EXTRACTED TEXT.
Fifteen Years Among the Top-Knots; Or, Life in Korea
SENTINEL GATE AT PALACE. Frontispiece
Copyright, 1904, By American Tract Society. Copyright, 1908, By American Tract Society.
THIS LITTLE VOLUME IS GRATEFULLY DEDICATED TO MY HUSBAND IN MEMORY OF FIFTEEN HAPPIEST YEARS
It may be said at once, that Mrs. Underwood’s narrative of her experience of “Fifteen Years Among the Top-Knots” constitutes a book of no ordinary interest. There is no danger that any reader having even a moderate sympathy with the work of missions in the far East will be disappointed in the perusal. The writer does not undertake to give a comprehensive account of missions in Korea, or even of the one mission which she represents, but only of the things which she has seen and experienced.

(Page layout parsing data)
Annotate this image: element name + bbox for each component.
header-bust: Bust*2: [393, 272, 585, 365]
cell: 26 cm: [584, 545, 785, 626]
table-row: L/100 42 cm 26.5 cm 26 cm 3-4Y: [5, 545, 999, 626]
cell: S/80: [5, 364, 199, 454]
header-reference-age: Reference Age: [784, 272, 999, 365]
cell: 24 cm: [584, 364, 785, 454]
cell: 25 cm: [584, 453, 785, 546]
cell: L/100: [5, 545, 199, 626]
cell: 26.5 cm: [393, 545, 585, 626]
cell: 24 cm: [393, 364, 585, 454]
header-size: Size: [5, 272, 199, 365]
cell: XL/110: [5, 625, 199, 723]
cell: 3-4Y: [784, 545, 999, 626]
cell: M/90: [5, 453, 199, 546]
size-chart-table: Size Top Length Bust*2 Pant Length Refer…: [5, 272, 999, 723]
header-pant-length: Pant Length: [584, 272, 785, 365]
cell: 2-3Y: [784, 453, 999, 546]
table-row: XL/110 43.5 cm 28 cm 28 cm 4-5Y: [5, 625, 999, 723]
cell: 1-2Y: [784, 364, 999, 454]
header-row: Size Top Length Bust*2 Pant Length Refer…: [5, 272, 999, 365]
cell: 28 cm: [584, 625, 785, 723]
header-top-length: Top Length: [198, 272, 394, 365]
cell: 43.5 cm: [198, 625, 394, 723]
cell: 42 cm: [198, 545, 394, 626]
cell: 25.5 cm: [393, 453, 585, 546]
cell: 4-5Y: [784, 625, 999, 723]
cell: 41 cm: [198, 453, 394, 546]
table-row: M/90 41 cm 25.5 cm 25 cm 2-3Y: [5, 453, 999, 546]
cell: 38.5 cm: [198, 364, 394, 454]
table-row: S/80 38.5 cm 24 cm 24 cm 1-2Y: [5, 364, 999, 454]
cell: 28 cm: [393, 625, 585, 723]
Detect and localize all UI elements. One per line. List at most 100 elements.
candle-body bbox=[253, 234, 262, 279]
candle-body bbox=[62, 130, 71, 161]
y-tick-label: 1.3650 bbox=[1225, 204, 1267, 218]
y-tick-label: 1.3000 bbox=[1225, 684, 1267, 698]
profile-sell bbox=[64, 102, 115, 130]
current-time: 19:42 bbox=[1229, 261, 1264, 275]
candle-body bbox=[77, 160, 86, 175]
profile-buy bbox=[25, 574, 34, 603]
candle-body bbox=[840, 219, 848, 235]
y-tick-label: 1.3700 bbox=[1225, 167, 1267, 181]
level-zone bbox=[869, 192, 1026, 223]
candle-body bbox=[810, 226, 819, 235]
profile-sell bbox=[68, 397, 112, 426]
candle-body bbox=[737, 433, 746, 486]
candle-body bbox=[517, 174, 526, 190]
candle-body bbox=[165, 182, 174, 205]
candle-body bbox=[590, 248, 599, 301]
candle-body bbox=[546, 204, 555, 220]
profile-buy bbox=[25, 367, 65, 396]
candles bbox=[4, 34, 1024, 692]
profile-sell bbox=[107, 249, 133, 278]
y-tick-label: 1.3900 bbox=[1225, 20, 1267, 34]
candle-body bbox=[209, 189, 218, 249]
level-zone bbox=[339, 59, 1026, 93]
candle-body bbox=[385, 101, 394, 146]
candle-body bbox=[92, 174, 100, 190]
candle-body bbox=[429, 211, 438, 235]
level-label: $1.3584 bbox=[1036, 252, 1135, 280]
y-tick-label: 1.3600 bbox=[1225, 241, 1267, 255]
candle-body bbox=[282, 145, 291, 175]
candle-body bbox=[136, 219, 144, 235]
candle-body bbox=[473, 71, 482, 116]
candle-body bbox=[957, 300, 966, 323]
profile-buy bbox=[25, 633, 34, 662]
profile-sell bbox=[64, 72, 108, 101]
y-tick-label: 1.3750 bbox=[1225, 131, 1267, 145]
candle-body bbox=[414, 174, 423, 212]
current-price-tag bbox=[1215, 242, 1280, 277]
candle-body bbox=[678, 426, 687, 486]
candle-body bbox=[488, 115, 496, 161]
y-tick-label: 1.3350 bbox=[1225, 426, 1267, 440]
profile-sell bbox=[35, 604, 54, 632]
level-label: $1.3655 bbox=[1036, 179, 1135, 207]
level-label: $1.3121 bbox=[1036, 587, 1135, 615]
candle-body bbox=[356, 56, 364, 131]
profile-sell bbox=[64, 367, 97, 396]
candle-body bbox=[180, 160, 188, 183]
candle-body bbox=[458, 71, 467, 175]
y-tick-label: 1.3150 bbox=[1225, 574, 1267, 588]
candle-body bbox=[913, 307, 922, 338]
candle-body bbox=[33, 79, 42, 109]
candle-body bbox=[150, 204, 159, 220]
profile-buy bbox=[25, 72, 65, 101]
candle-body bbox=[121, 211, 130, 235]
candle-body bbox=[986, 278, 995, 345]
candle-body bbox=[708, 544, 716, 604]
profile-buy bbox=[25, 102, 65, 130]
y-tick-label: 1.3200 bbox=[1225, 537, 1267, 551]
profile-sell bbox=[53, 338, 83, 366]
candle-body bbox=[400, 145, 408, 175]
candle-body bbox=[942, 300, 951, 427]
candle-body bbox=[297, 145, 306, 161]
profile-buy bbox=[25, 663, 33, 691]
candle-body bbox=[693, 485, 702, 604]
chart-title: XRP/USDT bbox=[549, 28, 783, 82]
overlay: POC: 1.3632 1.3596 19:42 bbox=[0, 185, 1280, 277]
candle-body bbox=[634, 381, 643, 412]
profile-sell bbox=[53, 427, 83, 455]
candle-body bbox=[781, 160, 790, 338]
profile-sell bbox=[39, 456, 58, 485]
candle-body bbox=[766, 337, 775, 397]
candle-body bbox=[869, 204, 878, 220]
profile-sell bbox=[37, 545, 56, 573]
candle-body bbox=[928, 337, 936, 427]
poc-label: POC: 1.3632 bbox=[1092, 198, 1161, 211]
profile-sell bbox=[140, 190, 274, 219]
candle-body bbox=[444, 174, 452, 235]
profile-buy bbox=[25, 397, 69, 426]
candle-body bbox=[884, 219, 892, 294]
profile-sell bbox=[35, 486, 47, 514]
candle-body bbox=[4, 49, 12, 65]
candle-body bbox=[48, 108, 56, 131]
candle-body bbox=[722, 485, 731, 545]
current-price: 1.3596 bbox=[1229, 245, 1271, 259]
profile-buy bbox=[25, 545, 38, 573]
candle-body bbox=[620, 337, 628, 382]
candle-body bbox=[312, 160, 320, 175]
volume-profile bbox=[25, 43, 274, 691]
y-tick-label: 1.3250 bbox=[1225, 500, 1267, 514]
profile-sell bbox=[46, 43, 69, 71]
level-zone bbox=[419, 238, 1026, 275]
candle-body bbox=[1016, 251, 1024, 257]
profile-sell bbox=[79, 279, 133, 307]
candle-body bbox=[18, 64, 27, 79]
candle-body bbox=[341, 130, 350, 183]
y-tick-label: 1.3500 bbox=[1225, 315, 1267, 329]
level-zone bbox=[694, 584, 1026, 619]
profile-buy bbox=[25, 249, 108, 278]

PROBLEM 1. According to the text on life in Korea, who holds the copyright to the book?
PROBLEM 2.
Decide whether each statement agrees with the text on life in Korea, and for each one answer yes or no, quoting the words that settle it.
(a) The writer sets out to give a comprehensive account of missions in Korea.
(b) The frontispiece shows a sentinel gate at a palace.
(c) One copyright date given for the book is 1904.
PROBLEM 3. Carry the text on life in Korea forward from its last sentence.

RESULT 1. The American Tract Society

RESULT 2.
(a) No: "The writer does not undertake to give a comprehensive account of missions in Korea"
(b) Yes: "SENTINEL GATE AT PALACE. Frontispiece"
(c) Yes: "Copyright, 1904, By American Tract Society."

RESULT 3.
There is something naive and attractive in the way in which she takes her readers into her confidence while she tells her story, as trustfully as if she were only writing to a few relatives and friends. Necessarily she deals very largely with her own work, and that of her husband, as of that she is best qualified to speak. Everywhere, however, there are generous and appreciative references to the heroic labors of associate missionaries. Nor does she confine these tributes to members of her own mission. Some of her highest encomiums are given to members of other missions, who have laboured and died for the Gospel and the cause of humanity in Korea.
Mrs. Underwood, then Miss Lillias Horton, of Chicago, went to Korea as a medical missionary in 1888. As a Secretary of the Presbyterian Board, accustomed to visit our candidates before appointment, I found her a bright young girl of slight and graceful figure in one of the Chicago hospitals, where she was adding to her medical knowledge some practical experience as a trained nurse. There was nothing of the consciousness of martyrdom in her appearance, but quite the reverse, as with cheerful countenance and manner she glided about in her white uniform among the ward patients. It was evident that she was looking forward with high satisfaction to the work to which she had consecrated her life.